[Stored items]
— BEGIN —

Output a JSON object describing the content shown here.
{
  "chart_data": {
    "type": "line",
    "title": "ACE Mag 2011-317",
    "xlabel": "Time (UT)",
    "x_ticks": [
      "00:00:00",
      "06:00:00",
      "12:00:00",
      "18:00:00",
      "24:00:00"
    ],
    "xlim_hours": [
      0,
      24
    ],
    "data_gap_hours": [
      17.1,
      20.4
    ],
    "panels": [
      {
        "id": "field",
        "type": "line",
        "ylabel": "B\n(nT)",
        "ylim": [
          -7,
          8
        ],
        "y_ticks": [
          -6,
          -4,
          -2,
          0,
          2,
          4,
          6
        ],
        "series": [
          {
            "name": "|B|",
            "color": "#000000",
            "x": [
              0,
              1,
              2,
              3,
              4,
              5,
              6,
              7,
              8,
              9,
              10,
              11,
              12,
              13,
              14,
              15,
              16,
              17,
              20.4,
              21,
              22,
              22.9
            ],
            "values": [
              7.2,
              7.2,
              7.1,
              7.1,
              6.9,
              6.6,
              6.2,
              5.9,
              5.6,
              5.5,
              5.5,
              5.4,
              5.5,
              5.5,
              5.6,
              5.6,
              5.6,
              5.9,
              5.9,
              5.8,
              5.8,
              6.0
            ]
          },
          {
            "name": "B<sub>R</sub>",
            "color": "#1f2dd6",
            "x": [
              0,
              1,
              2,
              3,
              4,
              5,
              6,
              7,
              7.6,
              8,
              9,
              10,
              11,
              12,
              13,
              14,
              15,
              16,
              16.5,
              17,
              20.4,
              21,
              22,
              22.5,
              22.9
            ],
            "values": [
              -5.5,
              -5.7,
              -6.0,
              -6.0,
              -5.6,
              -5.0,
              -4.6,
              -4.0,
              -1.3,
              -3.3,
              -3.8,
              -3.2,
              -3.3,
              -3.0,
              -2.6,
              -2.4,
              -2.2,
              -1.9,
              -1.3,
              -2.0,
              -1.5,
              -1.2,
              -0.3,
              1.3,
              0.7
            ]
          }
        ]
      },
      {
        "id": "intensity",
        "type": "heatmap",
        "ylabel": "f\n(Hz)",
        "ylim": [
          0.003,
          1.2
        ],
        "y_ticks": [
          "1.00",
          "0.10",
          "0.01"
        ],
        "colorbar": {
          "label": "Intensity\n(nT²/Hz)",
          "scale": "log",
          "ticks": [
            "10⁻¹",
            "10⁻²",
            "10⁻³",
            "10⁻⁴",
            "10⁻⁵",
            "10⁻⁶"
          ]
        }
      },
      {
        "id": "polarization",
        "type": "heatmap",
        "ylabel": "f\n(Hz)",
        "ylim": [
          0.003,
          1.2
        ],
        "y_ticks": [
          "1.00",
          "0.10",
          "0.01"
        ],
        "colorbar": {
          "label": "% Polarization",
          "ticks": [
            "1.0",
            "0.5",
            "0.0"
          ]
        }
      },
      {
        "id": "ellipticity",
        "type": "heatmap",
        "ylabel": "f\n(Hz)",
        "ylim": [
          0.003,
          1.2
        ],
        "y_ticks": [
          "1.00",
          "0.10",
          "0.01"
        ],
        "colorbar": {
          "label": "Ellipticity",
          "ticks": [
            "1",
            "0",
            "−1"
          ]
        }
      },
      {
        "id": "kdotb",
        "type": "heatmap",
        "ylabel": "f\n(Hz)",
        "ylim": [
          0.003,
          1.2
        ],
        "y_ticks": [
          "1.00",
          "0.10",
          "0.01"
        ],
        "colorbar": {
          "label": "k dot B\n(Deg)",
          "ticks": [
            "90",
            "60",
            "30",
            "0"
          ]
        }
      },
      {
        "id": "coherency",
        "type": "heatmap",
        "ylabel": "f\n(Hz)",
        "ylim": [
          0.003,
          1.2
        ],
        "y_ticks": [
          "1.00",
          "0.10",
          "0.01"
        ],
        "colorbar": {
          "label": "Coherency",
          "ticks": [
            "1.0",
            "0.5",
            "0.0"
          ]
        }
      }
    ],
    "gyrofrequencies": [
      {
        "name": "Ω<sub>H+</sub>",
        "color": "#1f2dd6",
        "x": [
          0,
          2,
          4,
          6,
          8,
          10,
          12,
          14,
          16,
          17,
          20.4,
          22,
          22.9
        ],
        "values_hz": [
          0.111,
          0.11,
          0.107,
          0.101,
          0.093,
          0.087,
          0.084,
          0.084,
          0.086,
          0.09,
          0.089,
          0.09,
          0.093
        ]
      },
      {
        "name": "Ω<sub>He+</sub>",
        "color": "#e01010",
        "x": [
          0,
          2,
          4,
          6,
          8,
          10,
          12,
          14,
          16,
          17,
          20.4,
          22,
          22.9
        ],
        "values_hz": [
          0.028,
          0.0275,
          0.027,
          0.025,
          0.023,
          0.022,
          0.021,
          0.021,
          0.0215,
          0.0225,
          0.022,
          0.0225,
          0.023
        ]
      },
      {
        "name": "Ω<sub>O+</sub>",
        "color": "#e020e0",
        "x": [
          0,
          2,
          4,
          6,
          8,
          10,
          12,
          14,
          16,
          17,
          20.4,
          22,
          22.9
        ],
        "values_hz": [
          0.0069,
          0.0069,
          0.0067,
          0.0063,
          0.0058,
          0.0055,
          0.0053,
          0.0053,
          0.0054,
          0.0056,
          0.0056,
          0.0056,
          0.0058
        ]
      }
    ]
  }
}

— END —

= Request =
Every record shown above must be echoed exactly.

= Answer =
Output a JSON object describing the content shown here.
{
  "chart_data": {
    "type": "line",
    "title": "ACE Mag 2011-317",
    "xlabel": "Time (UT)",
    "x_ticks": [
      "00:00:00",
      "06:00:00",
      "12:00:00",
      "18:00:00",
      "24:00:00"
    ],
    "xlim_hours": [
      0,
      24
    ],
    "data_gap_hours": [
      17.1,
      20.4
    ],
    "panels": [
      {
        "id": "field",
        "type": "line",
        "ylabel": "B\n(nT)",
        "ylim": [
          -7,
          8
        ],
        "y_ticks": [
          -6,
          -4,
          -2,
          0,
          2,
          4,
          6
        ],
        "series": [
          {
            "name": "|B|",
            "color": "#000000",
            "x": [
              0,
              1,
              2,
              3,
              4,
              5,
              6,
              7,
              8,
              9,
              10,
              11,
              12,
              13,
              14,
              15,
              16,
              17,
              20.4,
              21,
              22,
              22.9
            ],
            "values": [
              7.2,
              7.2,
              7.1,
              7.1,
              6.9,
              6.6,
              6.2,
              5.9,
              5.6,
              5.5,
              5.5,
              5.4,
              5.5,
              5.5,
              5.6,
              5.6,
              5.6,
              5.9,
              5.9,
              5.8,
              5.8,
              6.0
            ]
          },
          {
            "name": "B<sub>R</sub>",
            "color": "#1f2dd6",
            "x": [
              0,
              1,
              2,
              3,
              4,
              5,
              6,
              7,
              7.6,
              8,
              9,
              10,
              11,
              12,
              13,
              14,
              15,
              16,
              16.5,
              17,
              20.4,
              21,
              22,
              22.5,
              22.9
            ],
            "values": [
              -5.5,
              -5.7,
              -6.0,
              -6.0,
              -5.6,
              -5.0,
              -4.6,
              -4.0,
              -1.3,
              -3.3,
              -3.8,
              -3.2,
              -3.3,
              -3.0,
              -2.6,
              -2.4,
              -2.2,
              -1.9,
              -1.3,
              -2.0,
              -1.5,
              -1.2,
              -0.3,
              1.3,
              0.7
            ]
          }
        ]
      },
      {
        "id": "intensity",
        "type": "heatmap",
        "ylabel": "f\n(Hz)",
        "ylim": [
          0.003,
          1.2
        ],
        "y_ticks": [
          "1.00",
          "0.10",
          "0.01"
        ],
        "colorbar": {
          "label": "Intensity\n(nT²/Hz)",
          "scale": "log",
          "ticks": [
            "10⁻¹",
            "10⁻²",
            "10⁻³",
            "10⁻⁴",
            "10⁻⁵",
            "10⁻⁶"
          ]
        }
      },
      {
        "id": "polarization",
        "type": "heatmap",
        "ylabel": "f\n(Hz)",
        "ylim": [
          0.003,
          1.2
        ],
        "y_ticks": [
          "1.00",
          "0.10",
          "0.01"
        ],
        "colorbar": {
          "label": "% Polarization",
          "ticks": [
            "1.0",
            "0.5",
            "0.0"
          ]
        }
      },
      {
        "id": "ellipticity",
        "type": "heatmap",
        "ylabel": "f\n(Hz)",
        "ylim": [
          0.003,
          1.2
        ],
        "y_ticks": [
          "1.00",
          "0.10",
          "0.01"
        ],
        "colorbar": {
          "label": "Ellipticity",
          "ticks": [
            "1",
            "0",
            "−1"
          ]
        }
      },
      {
        "id": "kdotb",
        "type": "heatmap",
        "ylabel": "f\n(Hz)",
        "ylim": [
          0.003,
          1.2
        ],
        "y_ticks": [
          "1.00",
          "0.10",
          "0.01"
        ],
        "colorbar": {
          "label": "k dot B\n(Deg)",
          "ticks": [
            "90",
            "60",
            "30",
            "0"
          ]
        }
      },
      {
        "id": "coherency",
        "type": "heatmap",
        "ylabel": "f\n(Hz)",
        "ylim": [
          0.003,
          1.2
        ],
        "y_ticks": [
          "1.00",
          "0.10",
          "0.01"
        ],
        "colorbar": {
          "label": "Coherency",
          "ticks": [
            "1.0",
            "0.5",
            "0.0"
          ]
        }
      }
    ],
    "gyrofrequencies": [
      {
        "name": "Ω<sub>H+</sub>",
        "color": "#1f2dd6",
        "x": [
          0,
          2,
          4,
          6,
          8,
          10,
          12,
          14,
          16,
          17,
          20.4,
          22,
          22.9
        ],
        "values_hz": [
          0.111,
          0.11,
          0.107,
          0.101,
          0.093,
          0.087,
          0.084,
          0.084,
          0.086,
          0.09,
          0.089,
          0.09,
          0.093
        ]
      },
      {
        "name": "Ω<sub>He+</sub>",
        "color": "#e01010",
        "x": [
          0,
          2,
          4,
          6,
          8,
          10,
          12,
          14,
          16,
          17,
          20.4,
          22,
          22.9
        ],
        "values_hz": [
          0.028,
          0.0275,
          0.027,
          0.025,
          0.023,
          0.022,
          0.021,
          0.021,
          0.0215,
          0.0225,
          0.022,
          0.0225,
          0.023
        ]
      },
      {
        "name": "Ω<sub>O+</sub>",
        "color": "#e020e0",
        "x": [
          0,
          2,
          4,
          6,
          8,
          10,
          12,
          14,
          16,
          17,
          20.4,
          22,
          22.9
        ],
        "values_hz": [
          0.0069,
          0.0069,
          0.0067,
          0.0063,
          0.0058,
          0.0055,
          0.0053,
          0.0053,
          0.0054,
          0.0056,
          0.0056,
          0.0056,
          0.0058
        ]
      }
    ]
  }
}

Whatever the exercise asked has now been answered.